# Excerpted text:
● ● ● ● ●
However, the middle of the bracket was where things were really heating up. Despite shaving a game off Nohat and Nqeron, ManaT ended the round with only 10 points, thanks to the difficult schedule. BenWo slipped early on, finding himself with only 4 points, while yours truly managed 10. The source of the struggle - the newcomers. EVRNjayhawker ended the first round with 12 points, while Nitzel ended with 10. This was already looking to be an incredibly competitive tournament.
The simplest way to explain Round 2 is to say that it ended with a 4-way tie for fourth place and an improbable-but-not-impossible 8-way tiebreaker being set up for the end of the final round. There were no major upsets in this round but it highlighted how competitive this tournament was. Nohat, Fwwib, and Nqeron all played each other in this round, leading to some of the highest skill-level games of the tournament. Nohat and Fwwib split their wins in the most anticipated match of the tournament, while both managed to sweep Nqeron. This locked Fwwib and Nohat somewhere in the top three spots, while Nqeron was now in a fight for third.
In the middle of the bracket, the games stayed close, with no major upsets. Multiple players ended the round with 14 points over 6 matches, while I maintained a slight lead at 16. The final rankings were going to be dependent on the final round and, more importantly, the matchups.
The final round was limited to single matches, with high stakes at every level. Nohat and Fwwib had secured placement in the top three, but where they placed in that top three was still anyone’s guess. The battle for third consisted of myself, Nitzel, Nqeron, EVRNjayhawker, Subhog, and LieutenantHammer.
● ● ● ● ●
# Source data:

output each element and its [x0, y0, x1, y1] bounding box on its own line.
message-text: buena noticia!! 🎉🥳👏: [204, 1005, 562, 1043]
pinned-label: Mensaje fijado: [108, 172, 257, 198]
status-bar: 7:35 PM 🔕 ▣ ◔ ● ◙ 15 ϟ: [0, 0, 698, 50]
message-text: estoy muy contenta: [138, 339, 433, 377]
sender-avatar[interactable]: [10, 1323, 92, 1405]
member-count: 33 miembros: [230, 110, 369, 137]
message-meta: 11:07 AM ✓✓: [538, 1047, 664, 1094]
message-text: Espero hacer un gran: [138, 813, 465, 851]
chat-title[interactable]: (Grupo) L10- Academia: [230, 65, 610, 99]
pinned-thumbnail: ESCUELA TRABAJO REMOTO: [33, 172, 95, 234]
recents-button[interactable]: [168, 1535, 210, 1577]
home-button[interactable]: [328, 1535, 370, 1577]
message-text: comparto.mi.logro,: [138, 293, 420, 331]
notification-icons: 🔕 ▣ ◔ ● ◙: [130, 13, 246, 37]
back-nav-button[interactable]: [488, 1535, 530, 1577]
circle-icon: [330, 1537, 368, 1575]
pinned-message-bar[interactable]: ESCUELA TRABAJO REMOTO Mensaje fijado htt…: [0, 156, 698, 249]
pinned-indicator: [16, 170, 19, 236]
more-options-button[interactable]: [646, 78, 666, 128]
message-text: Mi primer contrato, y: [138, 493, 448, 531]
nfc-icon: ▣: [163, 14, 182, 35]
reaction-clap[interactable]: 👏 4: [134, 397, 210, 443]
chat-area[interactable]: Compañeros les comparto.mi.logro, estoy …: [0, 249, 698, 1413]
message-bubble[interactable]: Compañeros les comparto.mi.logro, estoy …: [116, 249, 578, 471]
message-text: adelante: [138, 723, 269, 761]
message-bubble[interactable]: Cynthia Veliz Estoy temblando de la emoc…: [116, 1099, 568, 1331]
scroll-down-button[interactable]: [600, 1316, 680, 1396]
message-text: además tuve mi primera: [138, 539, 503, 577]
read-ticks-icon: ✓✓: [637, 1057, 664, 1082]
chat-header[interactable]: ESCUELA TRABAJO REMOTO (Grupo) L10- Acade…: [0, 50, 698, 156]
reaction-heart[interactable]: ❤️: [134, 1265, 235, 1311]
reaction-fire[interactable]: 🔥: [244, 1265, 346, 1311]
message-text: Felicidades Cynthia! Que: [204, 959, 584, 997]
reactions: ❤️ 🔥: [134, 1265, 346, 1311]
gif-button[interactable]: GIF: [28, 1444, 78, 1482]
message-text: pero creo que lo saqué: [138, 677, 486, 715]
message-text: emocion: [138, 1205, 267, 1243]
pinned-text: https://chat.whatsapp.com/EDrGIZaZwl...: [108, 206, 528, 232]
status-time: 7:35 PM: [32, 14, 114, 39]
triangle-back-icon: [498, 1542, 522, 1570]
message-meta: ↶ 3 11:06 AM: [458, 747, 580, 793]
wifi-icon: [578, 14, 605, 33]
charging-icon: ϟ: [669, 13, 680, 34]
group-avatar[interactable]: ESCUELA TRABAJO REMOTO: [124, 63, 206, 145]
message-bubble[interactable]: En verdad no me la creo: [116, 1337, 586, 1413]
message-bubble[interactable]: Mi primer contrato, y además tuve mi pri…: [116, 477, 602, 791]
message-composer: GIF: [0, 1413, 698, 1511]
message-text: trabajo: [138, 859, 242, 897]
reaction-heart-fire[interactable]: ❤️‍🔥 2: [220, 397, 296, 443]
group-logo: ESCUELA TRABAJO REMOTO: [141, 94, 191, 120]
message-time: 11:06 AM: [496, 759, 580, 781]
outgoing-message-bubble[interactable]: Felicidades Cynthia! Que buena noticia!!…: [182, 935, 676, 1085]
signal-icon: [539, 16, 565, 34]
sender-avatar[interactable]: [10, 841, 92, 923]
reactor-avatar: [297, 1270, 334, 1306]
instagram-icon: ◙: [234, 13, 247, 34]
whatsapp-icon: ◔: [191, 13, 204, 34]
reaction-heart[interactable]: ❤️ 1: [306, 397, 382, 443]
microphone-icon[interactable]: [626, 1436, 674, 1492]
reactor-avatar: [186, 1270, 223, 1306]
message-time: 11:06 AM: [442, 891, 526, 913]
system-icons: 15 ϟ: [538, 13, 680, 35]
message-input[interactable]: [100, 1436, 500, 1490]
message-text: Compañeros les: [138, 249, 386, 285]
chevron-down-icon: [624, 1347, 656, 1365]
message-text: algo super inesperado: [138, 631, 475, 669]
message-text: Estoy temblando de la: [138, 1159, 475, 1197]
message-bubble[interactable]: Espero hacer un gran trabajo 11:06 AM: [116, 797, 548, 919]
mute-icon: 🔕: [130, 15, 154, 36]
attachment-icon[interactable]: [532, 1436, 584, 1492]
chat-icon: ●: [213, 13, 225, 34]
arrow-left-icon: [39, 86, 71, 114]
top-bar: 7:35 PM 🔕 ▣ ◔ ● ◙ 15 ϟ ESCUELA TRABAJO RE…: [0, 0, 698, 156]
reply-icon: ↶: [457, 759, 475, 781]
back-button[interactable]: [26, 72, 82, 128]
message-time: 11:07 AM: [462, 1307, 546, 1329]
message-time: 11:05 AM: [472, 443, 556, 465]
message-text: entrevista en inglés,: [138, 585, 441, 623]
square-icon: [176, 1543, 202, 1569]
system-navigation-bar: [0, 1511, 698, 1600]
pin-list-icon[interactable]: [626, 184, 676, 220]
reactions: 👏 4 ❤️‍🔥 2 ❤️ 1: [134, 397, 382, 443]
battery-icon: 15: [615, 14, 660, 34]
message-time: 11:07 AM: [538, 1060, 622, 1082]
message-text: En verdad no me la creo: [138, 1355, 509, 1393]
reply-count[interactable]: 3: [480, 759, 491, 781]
● ● ● ● ●
# Complete the following:
1. Answer these from the tournament recap:
(a) How many points did EVRNjayhawker have at the end of the first round?
(b) Which two players split their wins in the most anticipated match of the tournament?
(c) What was the final round limited to?
2. Carry on the tournament recap, picking up right after its last sentence.

# Task-by-task answers:
1.
(a) 12 points
(b) Nohat and Fwwib
(c) Single matches

2.
In some ways, the most impactful game of the round was decided early - Fwwib easily swept his two games against me, securing his position in first and knocking me from the running for third. One for the Tak history books, the final game which secured Fwwib’s victory ended in a “Dragon Clause,” a rather uncommon way for the game to end. The commentary from Simmon on this match is quite good in my biased opinion.
Shortly after, Nohat swept EVRNjayhawker, despite an impressive display from the newcomer. This win gave Nohat second place and killed EVRNjayhawker chances at third. Still, four players remained in the running for third and they were all about to play each other. Nitzel, the newcomer, and Nqeron, the veteran and an early favorite in the tournament, were able to defeat LieutenantHammer and Subhog, respectively, both sweeping their games and leaving the two players tied. The fight for third then moved into the tie-breaker phase, with Nitzel and Nqeron playing Blitz Tak for the final match of the tournament. This match was once again a set of two games on a 6x6 board, but with only 3 minutes on the clock with a 5 second increment. Blitz Tak can feel like a completely different game, and even the best can struggle under the time constraints. After two heated games, each one taking a win against the other, Nqeron and Nitzel remained tied. After another round of two Blitz games, Nqeron emerged victorious.
This year’s USTA Open was another showing of top-shelf talent, with experienced veterans, impressive newcomers, and beautiful games. I highly recommend reviewing some of the games or watching Simmon’s commentary. Every match was entertaining and informative for new and old Tak players alike. Personally, the Tak Open was a Capstone (pun intended) to an otherwise rough year. But the community and the games helped make the most of it all. Here’s to another great year of Tak, and a better year for the world.
Which game was your favorite? Who did you have your bets on coming into the tournament and why?